◆ **STATED TASK**: Every record should be written out exactly, please.

◆ **GIVEN ENTRIES**:
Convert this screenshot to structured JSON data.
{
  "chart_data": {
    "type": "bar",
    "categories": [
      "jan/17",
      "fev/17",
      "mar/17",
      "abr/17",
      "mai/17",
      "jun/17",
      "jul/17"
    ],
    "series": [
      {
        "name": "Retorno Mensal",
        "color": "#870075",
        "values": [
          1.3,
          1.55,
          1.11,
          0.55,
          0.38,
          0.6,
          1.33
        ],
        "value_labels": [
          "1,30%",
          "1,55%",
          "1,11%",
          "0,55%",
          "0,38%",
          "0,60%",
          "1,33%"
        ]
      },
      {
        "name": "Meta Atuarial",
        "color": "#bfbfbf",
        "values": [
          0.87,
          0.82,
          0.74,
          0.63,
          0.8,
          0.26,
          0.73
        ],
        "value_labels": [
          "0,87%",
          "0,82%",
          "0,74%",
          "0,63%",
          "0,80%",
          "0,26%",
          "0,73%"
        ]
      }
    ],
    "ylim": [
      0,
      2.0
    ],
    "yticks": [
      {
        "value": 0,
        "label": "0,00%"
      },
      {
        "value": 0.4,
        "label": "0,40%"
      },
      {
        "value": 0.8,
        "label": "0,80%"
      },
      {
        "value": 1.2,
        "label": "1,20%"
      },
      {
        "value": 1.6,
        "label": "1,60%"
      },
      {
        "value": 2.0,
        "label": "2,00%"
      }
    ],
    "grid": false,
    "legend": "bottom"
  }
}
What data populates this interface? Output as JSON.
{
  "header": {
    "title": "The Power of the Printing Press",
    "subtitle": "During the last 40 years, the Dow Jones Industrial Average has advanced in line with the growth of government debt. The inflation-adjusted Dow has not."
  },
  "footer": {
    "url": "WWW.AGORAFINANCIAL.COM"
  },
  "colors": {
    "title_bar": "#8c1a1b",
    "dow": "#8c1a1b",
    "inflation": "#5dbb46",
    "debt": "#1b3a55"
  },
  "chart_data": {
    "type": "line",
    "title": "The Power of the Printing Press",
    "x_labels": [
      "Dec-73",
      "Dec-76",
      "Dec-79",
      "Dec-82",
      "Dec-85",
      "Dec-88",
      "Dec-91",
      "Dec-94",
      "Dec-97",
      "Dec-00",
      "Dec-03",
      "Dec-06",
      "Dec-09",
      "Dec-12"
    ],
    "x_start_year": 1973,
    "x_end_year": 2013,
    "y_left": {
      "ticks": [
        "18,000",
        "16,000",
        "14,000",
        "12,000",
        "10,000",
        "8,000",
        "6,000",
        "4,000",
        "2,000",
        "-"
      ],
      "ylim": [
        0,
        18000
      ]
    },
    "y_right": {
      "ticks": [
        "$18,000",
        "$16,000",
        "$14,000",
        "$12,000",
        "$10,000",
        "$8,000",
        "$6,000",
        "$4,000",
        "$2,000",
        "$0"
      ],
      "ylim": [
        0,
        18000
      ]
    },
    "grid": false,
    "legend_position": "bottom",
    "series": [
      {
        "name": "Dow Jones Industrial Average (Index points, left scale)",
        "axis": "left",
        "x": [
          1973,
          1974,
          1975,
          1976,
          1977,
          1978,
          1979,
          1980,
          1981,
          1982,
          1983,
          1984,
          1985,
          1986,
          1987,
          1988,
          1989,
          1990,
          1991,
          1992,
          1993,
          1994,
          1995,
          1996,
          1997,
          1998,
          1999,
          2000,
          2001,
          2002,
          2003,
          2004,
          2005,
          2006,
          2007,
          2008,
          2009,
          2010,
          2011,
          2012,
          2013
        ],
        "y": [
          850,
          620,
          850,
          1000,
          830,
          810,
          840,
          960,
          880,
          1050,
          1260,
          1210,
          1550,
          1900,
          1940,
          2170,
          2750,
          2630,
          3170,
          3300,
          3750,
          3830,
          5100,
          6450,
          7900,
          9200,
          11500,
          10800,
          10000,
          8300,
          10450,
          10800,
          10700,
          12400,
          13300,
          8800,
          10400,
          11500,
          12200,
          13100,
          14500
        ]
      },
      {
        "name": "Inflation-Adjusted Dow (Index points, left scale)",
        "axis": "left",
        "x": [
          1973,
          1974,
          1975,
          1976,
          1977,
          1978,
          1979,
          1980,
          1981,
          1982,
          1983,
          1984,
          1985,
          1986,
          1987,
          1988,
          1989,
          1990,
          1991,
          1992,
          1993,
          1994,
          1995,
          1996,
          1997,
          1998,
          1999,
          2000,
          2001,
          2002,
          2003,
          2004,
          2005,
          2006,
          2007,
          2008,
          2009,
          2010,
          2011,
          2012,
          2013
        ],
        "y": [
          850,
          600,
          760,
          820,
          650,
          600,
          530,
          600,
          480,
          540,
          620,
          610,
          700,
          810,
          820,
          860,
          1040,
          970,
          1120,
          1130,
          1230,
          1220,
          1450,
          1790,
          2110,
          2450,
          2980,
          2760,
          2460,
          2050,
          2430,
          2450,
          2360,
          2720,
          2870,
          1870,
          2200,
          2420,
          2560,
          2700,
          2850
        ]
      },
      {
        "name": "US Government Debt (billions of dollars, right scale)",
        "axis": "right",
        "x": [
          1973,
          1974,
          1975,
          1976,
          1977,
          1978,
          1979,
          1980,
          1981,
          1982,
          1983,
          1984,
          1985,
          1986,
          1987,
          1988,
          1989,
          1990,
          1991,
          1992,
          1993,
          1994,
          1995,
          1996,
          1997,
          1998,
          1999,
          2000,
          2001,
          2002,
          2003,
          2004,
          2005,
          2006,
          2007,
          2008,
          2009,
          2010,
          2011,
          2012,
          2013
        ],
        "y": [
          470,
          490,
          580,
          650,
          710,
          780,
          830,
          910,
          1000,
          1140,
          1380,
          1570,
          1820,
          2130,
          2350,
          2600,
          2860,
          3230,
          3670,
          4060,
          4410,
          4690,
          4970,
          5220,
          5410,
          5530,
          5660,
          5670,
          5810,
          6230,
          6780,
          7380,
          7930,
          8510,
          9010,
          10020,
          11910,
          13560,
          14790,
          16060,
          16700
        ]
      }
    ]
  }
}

◆ **RESPONSE TO THE TASK**:
Convert this screenshot to structured JSON data.
{
  "chart_data": {
    "type": "bar",
    "categories": [
      "jan/17",
      "fev/17",
      "mar/17",
      "abr/17",
      "mai/17",
      "jun/17",
      "jul/17"
    ],
    "series": [
      {
        "name": "Retorno Mensal",
        "color": "#870075",
        "values": [
          1.3,
          1.55,
          1.11,
          0.55,
          0.38,
          0.6,
          1.33
        ],
        "value_labels": [
          "1,30%",
          "1,55%",
          "1,11%",
          "0,55%",
          "0,38%",
          "0,60%",
          "1,33%"
        ]
      },
      {
        "name": "Meta Atuarial",
        "color": "#bfbfbf",
        "values": [
          0.87,
          0.82,
          0.74,
          0.63,
          0.8,
          0.26,
          0.73
        ],
        "value_labels": [
          "0,87%",
          "0,82%",
          "0,74%",
          "0,63%",
          "0,80%",
          "0,26%",
          "0,73%"
        ]
      }
    ],
    "ylim": [
      0,
      2.0
    ],
    "yticks": [
      {
        "value": 0,
        "label": "0,00%"
      },
      {
        "value": 0.4,
        "label": "0,40%"
      },
      {
        "value": 0.8,
        "label": "0,80%"
      },
      {
        "value": 1.2,
        "label": "1,20%"
      },
      {
        "value": 1.6,
        "label": "1,60%"
      },
      {
        "value": 2.0,
        "label": "2,00%"
      }
    ],
    "grid": false,
    "legend": "bottom"
  }
}
What data populates this interface? Output as JSON.
{
  "header": {
    "title": "The Power of the Printing Press",
    "subtitle": "During the last 40 years, the Dow Jones Industrial Average has advanced in line with the growth of government debt. The inflation-adjusted Dow has not."
  },
  "footer": {
    "url": "WWW.AGORAFINANCIAL.COM"
  },
  "colors": {
    "title_bar": "#8c1a1b",
    "dow": "#8c1a1b",
    "inflation": "#5dbb46",
    "debt": "#1b3a55"
  },
  "chart_data": {
    "type": "line",
    "title": "The Power of the Printing Press",
    "x_labels": [
      "Dec-73",
      "Dec-76",
      "Dec-79",
      "Dec-82",
      "Dec-85",
      "Dec-88",
      "Dec-91",
      "Dec-94",
      "Dec-97",
      "Dec-00",
      "Dec-03",
      "Dec-06",
      "Dec-09",
      "Dec-12"
    ],
    "x_start_year": 1973,
    "x_end_year": 2013,
    "y_left": {
      "ticks": [
        "18,000",
        "16,000",
        "14,000",
        "12,000",
        "10,000",
        "8,000",
        "6,000",
        "4,000",
        "2,000",
        "-"
      ],
      "ylim": [
        0,
        18000
      ]
    },
    "y_right": {
      "ticks": [
        "$18,000",
        "$16,000",
        "$14,000",
        "$12,000",
        "$10,000",
        "$8,000",
        "$6,000",
        "$4,000",
        "$2,000",
        "$0"
      ],
      "ylim": [
        0,
        18000
      ]
    },
    "grid": false,
    "legend_position": "bottom",
    "series": [
      {
        "name": "Dow Jones Industrial Average (Index points, left scale)",
        "axis": "left",
        "x": [
          1973,
          1974,
          1975,
          1976,
          1977,
          1978,
          1979,
          1980,
          1981,
          1982,
          1983,
          1984,
          1985,
          1986,
          1987,
          1988,
          1989,
          1990,
          1991,
          1992,
          1993,
          1994,
          1995,
          1996,
          1997,
          1998,
          1999,
          2000,
          2001,
          2002,
          2003,
          2004,
          2005,
          2006,
          2007,
          2008,
          2009,
          2010,
          2011,
          2012,
          2013
        ],
        "y": [
          850,
          620,
          850,
          1000,
          830,
          810,
          840,
          960,
          880,
          1050,
          1260,
          1210,
          1550,
          1900,
          1940,
          2170,
          2750,
          2630,
          3170,
          3300,
          3750,
          3830,
          5100,
          6450,
          7900,
          9200,
          11500,
          10800,
          10000,
          8300,
          10450,
          10800,
          10700,
          12400,
          13300,
          8800,
          10400,
          11500,
          12200,
          13100,
          14500
        ]
      },
      {
        "name": "Inflation-Adjusted Dow (Index points, left scale)",
        "axis": "left",
        "x": [
          1973,
          1974,
          1975,
          1976,
          1977,
          1978,
          1979,
          1980,
          1981,
          1982,
          1983,
          1984,
          1985,
          1986,
          1987,
          1988,
          1989,
          1990,
          1991,
          1992,
          1993,
          1994,
          1995,
          1996,
          1997,
          1998,
          1999,
          2000,
          2001,
          2002,
          2003,
          2004,
          2005,
          2006,
          2007,
          2008,
          2009,
          2010,
          2011,
          2012,
          2013
        ],
        "y": [
          850,
          600,
          760,
          820,
          650,
          600,
          530,
          600,
          480,
          540,
          620,
          610,
          700,
          810,
          820,
          860,
          1040,
          970,
          1120,
          1130,
          1230,
          1220,
          1450,
          1790,
          2110,
          2450,
          2980,
          2760,
          2460,
          2050,
          2430,
          2450,
          2360,
          2720,
          2870,
          1870,
          2200,
          2420,
          2560,
          2700,
          2850
        ]
      },
      {
        "name": "US Government Debt (billions of dollars, right scale)",
        "axis": "right",
        "x": [
          1973,
          1974,
          1975,
          1976,
          1977,
          1978,
          1979,
          1980,
          1981,
          1982,
          1983,
          1984,
          1985,
          1986,
          1987,
          1988,
          1989,
          1990,
          1991,
          1992,
          1993,
          1994,
          1995,
          1996,
          1997,
          1998,
          1999,
          2000,
          2001,
          2002,
          2003,
          2004,
          2005,
          2006,
          2007,
          2008,
          2009,
          2010,
          2011,
          2012,
          2013
        ],
        "y": [
          470,
          490,
          580,
          650,
          710,
          780,
          830,
          910,
          1000,
          1140,
          1380,
          1570,
          1820,
          2130,
          2350,
          2600,
          2860,
          3230,
          3670,
          4060,
          4410,
          4690,
          4970,
          5220,
          5410,
          5530,
          5660,
          5670,
          5810,
          6230,
          6780,
          7380,
          7930,
          8510,
          9010,
          10020,
          11910,
          13560,
          14790,
          16060,
          16700
        ]
      }
    ]
  }
}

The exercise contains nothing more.